--- START MATERIAL PROVIDED ---

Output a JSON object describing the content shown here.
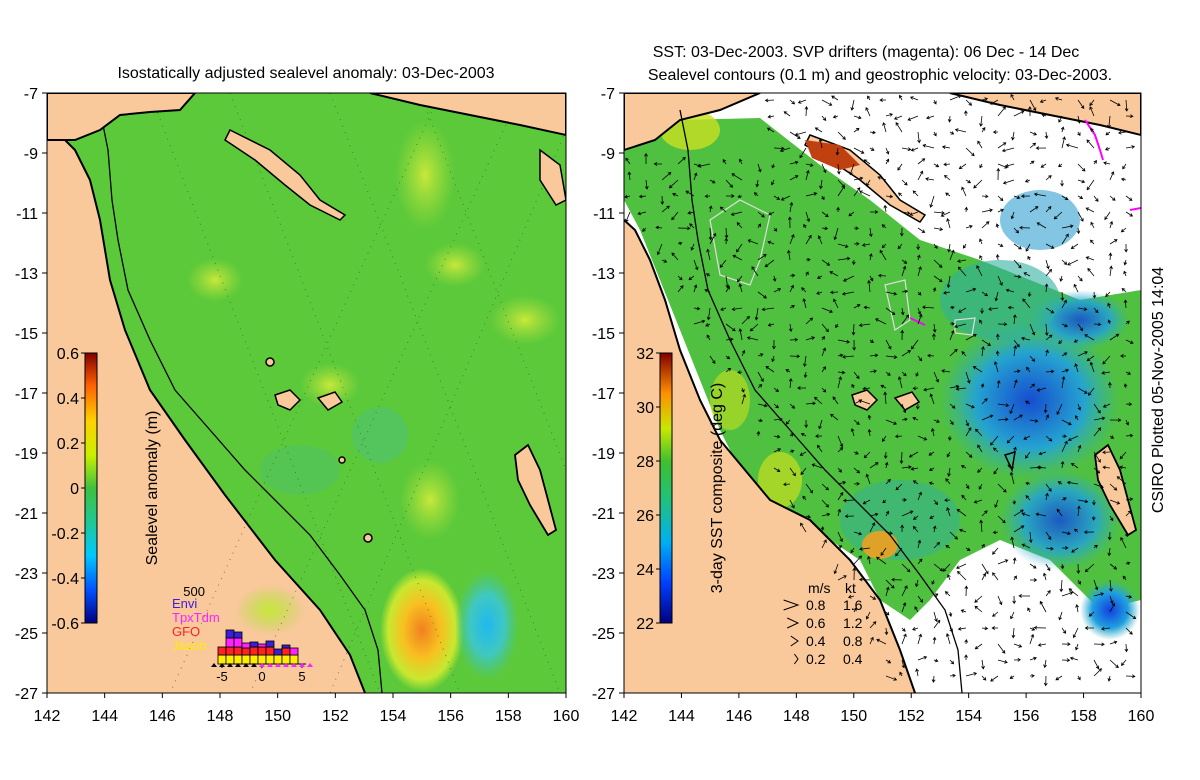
{
  "left_panel": {
    "title": "Isostatically adjusted sealevel anomaly: 03-Dec-2003",
    "colorbar": {
      "label": "Sealevel anomaly (m)",
      "ticks": [
        "0.6",
        "0.4",
        "0.2",
        "0",
        "-0.2",
        "-0.4",
        "-0.6"
      ],
      "range": [
        -0.6,
        0.6
      ]
    },
    "histogram": {
      "ymax_label": "500",
      "legend": [
        {
          "name": "Envi",
          "color": "#3a1fd6"
        },
        {
          "name": "TpxTdm",
          "color": "#ff22ff"
        },
        {
          "name": "GFO",
          "color": "#ff2222"
        },
        {
          "name": "Jason",
          "color": "#ffee00"
        }
      ],
      "xticks": [
        "-5",
        "0",
        "5"
      ],
      "bins": [
        {
          "day": -5,
          "jason": 0.9,
          "gfo": 0.8,
          "tpx": 0,
          "envi": 0
        },
        {
          "day": -4,
          "jason": 0.9,
          "gfo": 0.8,
          "tpx": 0.9,
          "envi": 0.8
        },
        {
          "day": -3,
          "jason": 0.9,
          "gfo": 0.8,
          "tpx": 0.9,
          "envi": 0.6
        },
        {
          "day": -2,
          "jason": 0.9,
          "gfo": 0.7,
          "tpx": 0.5,
          "envi": 0
        },
        {
          "day": -1,
          "jason": 0.9,
          "gfo": 0.8,
          "tpx": 0,
          "envi": 0.5
        },
        {
          "day": 0,
          "jason": 0.9,
          "gfo": 0.8,
          "tpx": 0.3,
          "envi": 0
        },
        {
          "day": 1,
          "jason": 0.9,
          "gfo": 0.8,
          "tpx": 0,
          "envi": 0.6
        },
        {
          "day": 2,
          "jason": 0.9,
          "gfo": 0,
          "tpx": 0,
          "envi": 0.6
        },
        {
          "day": 3,
          "jason": 0.9,
          "gfo": 0.7,
          "tpx": 0,
          "envi": 0.3
        },
        {
          "day": 4,
          "jason": 0.9,
          "gfo": 0,
          "tpx": 0.7,
          "envi": 0
        }
      ]
    }
  },
  "right_panel": {
    "title_line1": "SST: 03-Dec-2003. SVP drifters (magenta): 06 Dec - 14 Dec",
    "title_line2": "Sealevel contours (0.1 m) and geostrophic velocity: 03-Dec-2003.",
    "colorbar": {
      "label": "3-day SST composite (deg C)",
      "ticks": [
        "32",
        "30",
        "28",
        "26",
        "24",
        "22"
      ],
      "range": [
        22,
        32
      ]
    },
    "velocity_legend": {
      "header_ms": "m/s",
      "header_kt": "kt",
      "rows": [
        {
          "ms": "0.8",
          "kt": "1.6"
        },
        {
          "ms": "0.6",
          "kt": "1.2"
        },
        {
          "ms": "0.4",
          "kt": "0.8"
        },
        {
          "ms": "0.2",
          "kt": "0.4"
        }
      ]
    }
  },
  "axes": {
    "lat_ticks": [
      "-7",
      "-9",
      "-11",
      "-13",
      "-15",
      "-17",
      "-19",
      "-21",
      "-23",
      "-25",
      "-27"
    ],
    "lon_ticks": [
      "142",
      "144",
      "146",
      "148",
      "150",
      "152",
      "154",
      "156",
      "158",
      "160"
    ]
  },
  "credit": "CSIRO Plotted 05-Nov-2005 14:04",
  "colors": {
    "land": "#f9c89b",
    "sea_base": "#5cc93a",
    "coast": "#000000",
    "missing": "#ffffff"
  }
}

--- END MATERIAL PROVIDED ---

Make an exact copy of the records shown above, without the pictures.

Output a JSON object describing the content shown here.
{
  "left_panel": {
    "title": "Isostatically adjusted sealevel anomaly: 03-Dec-2003",
    "colorbar": {
      "label": "Sealevel anomaly (m)",
      "ticks": [
        "0.6",
        "0.4",
        "0.2",
        "0",
        "-0.2",
        "-0.4",
        "-0.6"
      ],
      "range": [
        -0.6,
        0.6
      ]
    },
    "histogram": {
      "ymax_label": "500",
      "legend": [
        {
          "name": "Envi",
          "color": "#3a1fd6"
        },
        {
          "name": "TpxTdm",
          "color": "#ff22ff"
        },
        {
          "name": "GFO",
          "color": "#ff2222"
        },
        {
          "name": "Jason",
          "color": "#ffee00"
        }
      ],
      "xticks": [
        "-5",
        "0",
        "5"
      ],
      "bins": [
        {
          "day": -5,
          "jason": 0.9,
          "gfo": 0.8,
          "tpx": 0,
          "envi": 0
        },
        {
          "day": -4,
          "jason": 0.9,
          "gfo": 0.8,
          "tpx": 0.9,
          "envi": 0.8
        },
        {
          "day": -3,
          "jason": 0.9,
          "gfo": 0.8,
          "tpx": 0.9,
          "envi": 0.6
        },
        {
          "day": -2,
          "jason": 0.9,
          "gfo": 0.7,
          "tpx": 0.5,
          "envi": 0
        },
        {
          "day": -1,
          "jason": 0.9,
          "gfo": 0.8,
          "tpx": 0,
          "envi": 0.5
        },
        {
          "day": 0,
          "jason": 0.9,
          "gfo": 0.8,
          "tpx": 0.3,
          "envi": 0
        },
        {
          "day": 1,
          "jason": 0.9,
          "gfo": 0.8,
          "tpx": 0,
          "envi": 0.6
        },
        {
          "day": 2,
          "jason": 0.9,
          "gfo": 0,
          "tpx": 0,
          "envi": 0.6
        },
        {
          "day": 3,
          "jason": 0.9,
          "gfo": 0.7,
          "tpx": 0,
          "envi": 0.3
        },
        {
          "day": 4,
          "jason": 0.9,
          "gfo": 0,
          "tpx": 0.7,
          "envi": 0
        }
      ]
    }
  },
  "right_panel": {
    "title_line1": "SST: 03-Dec-2003. SVP drifters (magenta): 06 Dec - 14 Dec",
    "title_line2": "Sealevel contours (0.1 m) and geostrophic velocity: 03-Dec-2003.",
    "colorbar": {
      "label": "3-day SST composite (deg C)",
      "ticks": [
        "32",
        "30",
        "28",
        "26",
        "24",
        "22"
      ],
      "range": [
        22,
        32
      ]
    },
    "velocity_legend": {
      "header_ms": "m/s",
      "header_kt": "kt",
      "rows": [
        {
          "ms": "0.8",
          "kt": "1.6"
        },
        {
          "ms": "0.6",
          "kt": "1.2"
        },
        {
          "ms": "0.4",
          "kt": "0.8"
        },
        {
          "ms": "0.2",
          "kt": "0.4"
        }
      ]
    }
  },
  "axes": {
    "lat_ticks": [
      "-7",
      "-9",
      "-11",
      "-13",
      "-15",
      "-17",
      "-19",
      "-21",
      "-23",
      "-25",
      "-27"
    ],
    "lon_ticks": [
      "142",
      "144",
      "146",
      "148",
      "150",
      "152",
      "154",
      "156",
      "158",
      "160"
    ]
  },
  "credit": "CSIRO Plotted 05-Nov-2005 14:04",
  "colors": {
    "land": "#f9c89b",
    "sea_base": "#5cc93a",
    "coast": "#000000",
    "missing": "#ffffff"
  }
}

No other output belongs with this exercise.